[Records from a collection]
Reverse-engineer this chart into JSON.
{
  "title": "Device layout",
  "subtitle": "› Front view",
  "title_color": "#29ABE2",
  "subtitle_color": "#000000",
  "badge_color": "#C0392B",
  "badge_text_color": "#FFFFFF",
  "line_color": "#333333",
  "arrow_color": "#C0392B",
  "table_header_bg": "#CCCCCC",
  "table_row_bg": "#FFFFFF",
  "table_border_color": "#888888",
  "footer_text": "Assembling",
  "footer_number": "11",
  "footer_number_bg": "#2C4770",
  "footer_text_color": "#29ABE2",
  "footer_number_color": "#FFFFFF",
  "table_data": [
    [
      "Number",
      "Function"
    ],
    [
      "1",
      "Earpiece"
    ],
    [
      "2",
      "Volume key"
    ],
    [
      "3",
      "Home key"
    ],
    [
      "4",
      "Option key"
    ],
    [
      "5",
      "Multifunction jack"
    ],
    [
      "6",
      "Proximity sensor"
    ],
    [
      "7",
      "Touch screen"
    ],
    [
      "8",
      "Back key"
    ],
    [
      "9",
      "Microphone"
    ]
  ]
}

§ WHAT THE TASK ASKS: Return each line of the records above exactly as it reads.

§ COMPLETED TASK:
Reverse-engineer this chart into JSON.
{
  "title": "Device layout",
  "subtitle": "› Front view",
  "title_color": "#29ABE2",
  "subtitle_color": "#000000",
  "badge_color": "#C0392B",
  "badge_text_color": "#FFFFFF",
  "line_color": "#333333",
  "arrow_color": "#C0392B",
  "table_header_bg": "#CCCCCC",
  "table_row_bg": "#FFFFFF",
  "table_border_color": "#888888",
  "footer_text": "Assembling",
  "footer_number": "11",
  "footer_number_bg": "#2C4770",
  "footer_text_color": "#29ABE2",
  "footer_number_color": "#FFFFFF",
  "table_data": [
    [
      "Number",
      "Function"
    ],
    [
      "1",
      "Earpiece"
    ],
    [
      "2",
      "Volume key"
    ],
    [
      "3",
      "Home key"
    ],
    [
      "4",
      "Option key"
    ],
    [
      "5",
      "Multifunction jack"
    ],
    [
      "6",
      "Proximity sensor"
    ],
    [
      "7",
      "Touch screen"
    ],
    [
      "8",
      "Back key"
    ],
    [
      "9",
      "Microphone"
    ]
  ]
}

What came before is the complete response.